• **Your task**
Drop the pictures from the entries below, then reproduce the rest exactly.

[Data items]

****

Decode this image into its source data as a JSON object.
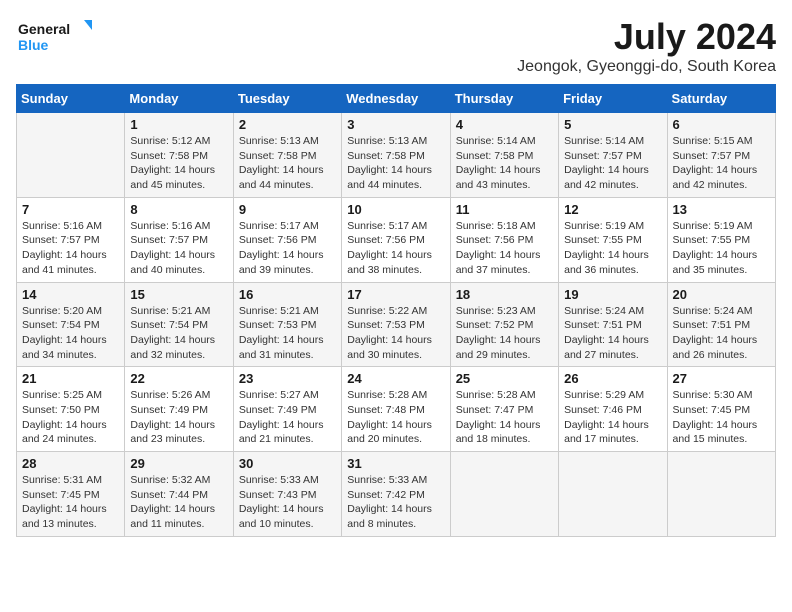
{
  "logo": {
    "line1": "General",
    "line2": "Blue"
  },
  "title": "July 2024",
  "subtitle": "Jeongok, Gyeonggi-do, South Korea",
  "days_header": [
    "Sunday",
    "Monday",
    "Tuesday",
    "Wednesday",
    "Thursday",
    "Friday",
    "Saturday"
  ],
  "weeks": [
    [
      {
        "day": "",
        "info": ""
      },
      {
        "day": "1",
        "info": "Sunrise: 5:12 AM\nSunset: 7:58 PM\nDaylight: 14 hours\nand 45 minutes."
      },
      {
        "day": "2",
        "info": "Sunrise: 5:13 AM\nSunset: 7:58 PM\nDaylight: 14 hours\nand 44 minutes."
      },
      {
        "day": "3",
        "info": "Sunrise: 5:13 AM\nSunset: 7:58 PM\nDaylight: 14 hours\nand 44 minutes."
      },
      {
        "day": "4",
        "info": "Sunrise: 5:14 AM\nSunset: 7:58 PM\nDaylight: 14 hours\nand 43 minutes."
      },
      {
        "day": "5",
        "info": "Sunrise: 5:14 AM\nSunset: 7:57 PM\nDaylight: 14 hours\nand 42 minutes."
      },
      {
        "day": "6",
        "info": "Sunrise: 5:15 AM\nSunset: 7:57 PM\nDaylight: 14 hours\nand 42 minutes."
      }
    ],
    [
      {
        "day": "7",
        "info": "Sunrise: 5:16 AM\nSunset: 7:57 PM\nDaylight: 14 hours\nand 41 minutes."
      },
      {
        "day": "8",
        "info": "Sunrise: 5:16 AM\nSunset: 7:57 PM\nDaylight: 14 hours\nand 40 minutes."
      },
      {
        "day": "9",
        "info": "Sunrise: 5:17 AM\nSunset: 7:56 PM\nDaylight: 14 hours\nand 39 minutes."
      },
      {
        "day": "10",
        "info": "Sunrise: 5:17 AM\nSunset: 7:56 PM\nDaylight: 14 hours\nand 38 minutes."
      },
      {
        "day": "11",
        "info": "Sunrise: 5:18 AM\nSunset: 7:56 PM\nDaylight: 14 hours\nand 37 minutes."
      },
      {
        "day": "12",
        "info": "Sunrise: 5:19 AM\nSunset: 7:55 PM\nDaylight: 14 hours\nand 36 minutes."
      },
      {
        "day": "13",
        "info": "Sunrise: 5:19 AM\nSunset: 7:55 PM\nDaylight: 14 hours\nand 35 minutes."
      }
    ],
    [
      {
        "day": "14",
        "info": "Sunrise: 5:20 AM\nSunset: 7:54 PM\nDaylight: 14 hours\nand 34 minutes."
      },
      {
        "day": "15",
        "info": "Sunrise: 5:21 AM\nSunset: 7:54 PM\nDaylight: 14 hours\nand 32 minutes."
      },
      {
        "day": "16",
        "info": "Sunrise: 5:21 AM\nSunset: 7:53 PM\nDaylight: 14 hours\nand 31 minutes."
      },
      {
        "day": "17",
        "info": "Sunrise: 5:22 AM\nSunset: 7:53 PM\nDaylight: 14 hours\nand 30 minutes."
      },
      {
        "day": "18",
        "info": "Sunrise: 5:23 AM\nSunset: 7:52 PM\nDaylight: 14 hours\nand 29 minutes."
      },
      {
        "day": "19",
        "info": "Sunrise: 5:24 AM\nSunset: 7:51 PM\nDaylight: 14 hours\nand 27 minutes."
      },
      {
        "day": "20",
        "info": "Sunrise: 5:24 AM\nSunset: 7:51 PM\nDaylight: 14 hours\nand 26 minutes."
      }
    ],
    [
      {
        "day": "21",
        "info": "Sunrise: 5:25 AM\nSunset: 7:50 PM\nDaylight: 14 hours\nand 24 minutes."
      },
      {
        "day": "22",
        "info": "Sunrise: 5:26 AM\nSunset: 7:49 PM\nDaylight: 14 hours\nand 23 minutes."
      },
      {
        "day": "23",
        "info": "Sunrise: 5:27 AM\nSunset: 7:49 PM\nDaylight: 14 hours\nand 21 minutes."
      },
      {
        "day": "24",
        "info": "Sunrise: 5:28 AM\nSunset: 7:48 PM\nDaylight: 14 hours\nand 20 minutes."
      },
      {
        "day": "25",
        "info": "Sunrise: 5:28 AM\nSunset: 7:47 PM\nDaylight: 14 hours\nand 18 minutes."
      },
      {
        "day": "26",
        "info": "Sunrise: 5:29 AM\nSunset: 7:46 PM\nDaylight: 14 hours\nand 17 minutes."
      },
      {
        "day": "27",
        "info": "Sunrise: 5:30 AM\nSunset: 7:45 PM\nDaylight: 14 hours\nand 15 minutes."
      }
    ],
    [
      {
        "day": "28",
        "info": "Sunrise: 5:31 AM\nSunset: 7:45 PM\nDaylight: 14 hours\nand 13 minutes."
      },
      {
        "day": "29",
        "info": "Sunrise: 5:32 AM\nSunset: 7:44 PM\nDaylight: 14 hours\nand 11 minutes."
      },
      {
        "day": "30",
        "info": "Sunrise: 5:33 AM\nSunset: 7:43 PM\nDaylight: 14 hours\nand 10 minutes."
      },
      {
        "day": "31",
        "info": "Sunrise: 5:33 AM\nSunset: 7:42 PM\nDaylight: 14 hours\nand 8 minutes."
      },
      {
        "day": "",
        "info": ""
      },
      {
        "day": "",
        "info": ""
      },
      {
        "day": "",
        "info": ""
      }
    ]
  ]
}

****

• **Exercise result**
Decode this image into its source data as a JSON object.
{
  "logo": {
    "line1": "General",
    "line2": "Blue"
  },
  "title": "July 2024",
  "subtitle": "Jeongok, Gyeonggi-do, South Korea",
  "days_header": [
    "Sunday",
    "Monday",
    "Tuesday",
    "Wednesday",
    "Thursday",
    "Friday",
    "Saturday"
  ],
  "weeks": [
    [
      {
        "day": "",
        "info": ""
      },
      {
        "day": "1",
        "info": "Sunrise: 5:12 AM\nSunset: 7:58 PM\nDaylight: 14 hours\nand 45 minutes."
      },
      {
        "day": "2",
        "info": "Sunrise: 5:13 AM\nSunset: 7:58 PM\nDaylight: 14 hours\nand 44 minutes."
      },
      {
        "day": "3",
        "info": "Sunrise: 5:13 AM\nSunset: 7:58 PM\nDaylight: 14 hours\nand 44 minutes."
      },
      {
        "day": "4",
        "info": "Sunrise: 5:14 AM\nSunset: 7:58 PM\nDaylight: 14 hours\nand 43 minutes."
      },
      {
        "day": "5",
        "info": "Sunrise: 5:14 AM\nSunset: 7:57 PM\nDaylight: 14 hours\nand 42 minutes."
      },
      {
        "day": "6",
        "info": "Sunrise: 5:15 AM\nSunset: 7:57 PM\nDaylight: 14 hours\nand 42 minutes."
      }
    ],
    [
      {
        "day": "7",
        "info": "Sunrise: 5:16 AM\nSunset: 7:57 PM\nDaylight: 14 hours\nand 41 minutes."
      },
      {
        "day": "8",
        "info": "Sunrise: 5:16 AM\nSunset: 7:57 PM\nDaylight: 14 hours\nand 40 minutes."
      },
      {
        "day": "9",
        "info": "Sunrise: 5:17 AM\nSunset: 7:56 PM\nDaylight: 14 hours\nand 39 minutes."
      },
      {
        "day": "10",
        "info": "Sunrise: 5:17 AM\nSunset: 7:56 PM\nDaylight: 14 hours\nand 38 minutes."
      },
      {
        "day": "11",
        "info": "Sunrise: 5:18 AM\nSunset: 7:56 PM\nDaylight: 14 hours\nand 37 minutes."
      },
      {
        "day": "12",
        "info": "Sunrise: 5:19 AM\nSunset: 7:55 PM\nDaylight: 14 hours\nand 36 minutes."
      },
      {
        "day": "13",
        "info": "Sunrise: 5:19 AM\nSunset: 7:55 PM\nDaylight: 14 hours\nand 35 minutes."
      }
    ],
    [
      {
        "day": "14",
        "info": "Sunrise: 5:20 AM\nSunset: 7:54 PM\nDaylight: 14 hours\nand 34 minutes."
      },
      {
        "day": "15",
        "info": "Sunrise: 5:21 AM\nSunset: 7:54 PM\nDaylight: 14 hours\nand 32 minutes."
      },
      {
        "day": "16",
        "info": "Sunrise: 5:21 AM\nSunset: 7:53 PM\nDaylight: 14 hours\nand 31 minutes."
      },
      {
        "day": "17",
        "info": "Sunrise: 5:22 AM\nSunset: 7:53 PM\nDaylight: 14 hours\nand 30 minutes."
      },
      {
        "day": "18",
        "info": "Sunrise: 5:23 AM\nSunset: 7:52 PM\nDaylight: 14 hours\nand 29 minutes."
      },
      {
        "day": "19",
        "info": "Sunrise: 5:24 AM\nSunset: 7:51 PM\nDaylight: 14 hours\nand 27 minutes."
      },
      {
        "day": "20",
        "info": "Sunrise: 5:24 AM\nSunset: 7:51 PM\nDaylight: 14 hours\nand 26 minutes."
      }
    ],
    [
      {
        "day": "21",
        "info": "Sunrise: 5:25 AM\nSunset: 7:50 PM\nDaylight: 14 hours\nand 24 minutes."
      },
      {
        "day": "22",
        "info": "Sunrise: 5:26 AM\nSunset: 7:49 PM\nDaylight: 14 hours\nand 23 minutes."
      },
      {
        "day": "23",
        "info": "Sunrise: 5:27 AM\nSunset: 7:49 PM\nDaylight: 14 hours\nand 21 minutes."
      },
      {
        "day": "24",
        "info": "Sunrise: 5:28 AM\nSunset: 7:48 PM\nDaylight: 14 hours\nand 20 minutes."
      },
      {
        "day": "25",
        "info": "Sunrise: 5:28 AM\nSunset: 7:47 PM\nDaylight: 14 hours\nand 18 minutes."
      },
      {
        "day": "26",
        "info": "Sunrise: 5:29 AM\nSunset: 7:46 PM\nDaylight: 14 hours\nand 17 minutes."
      },
      {
        "day": "27",
        "info": "Sunrise: 5:30 AM\nSunset: 7:45 PM\nDaylight: 14 hours\nand 15 minutes."
      }
    ],
    [
      {
        "day": "28",
        "info": "Sunrise: 5:31 AM\nSunset: 7:45 PM\nDaylight: 14 hours\nand 13 minutes."
      },
      {
        "day": "29",
        "info": "Sunrise: 5:32 AM\nSunset: 7:44 PM\nDaylight: 14 hours\nand 11 minutes."
      },
      {
        "day": "30",
        "info": "Sunrise: 5:33 AM\nSunset: 7:43 PM\nDaylight: 14 hours\nand 10 minutes."
      },
      {
        "day": "31",
        "info": "Sunrise: 5:33 AM\nSunset: 7:42 PM\nDaylight: 14 hours\nand 8 minutes."
      },
      {
        "day": "",
        "info": ""
      },
      {
        "day": "",
        "info": ""
      },
      {
        "day": "",
        "info": ""
      }
    ]
  ]
}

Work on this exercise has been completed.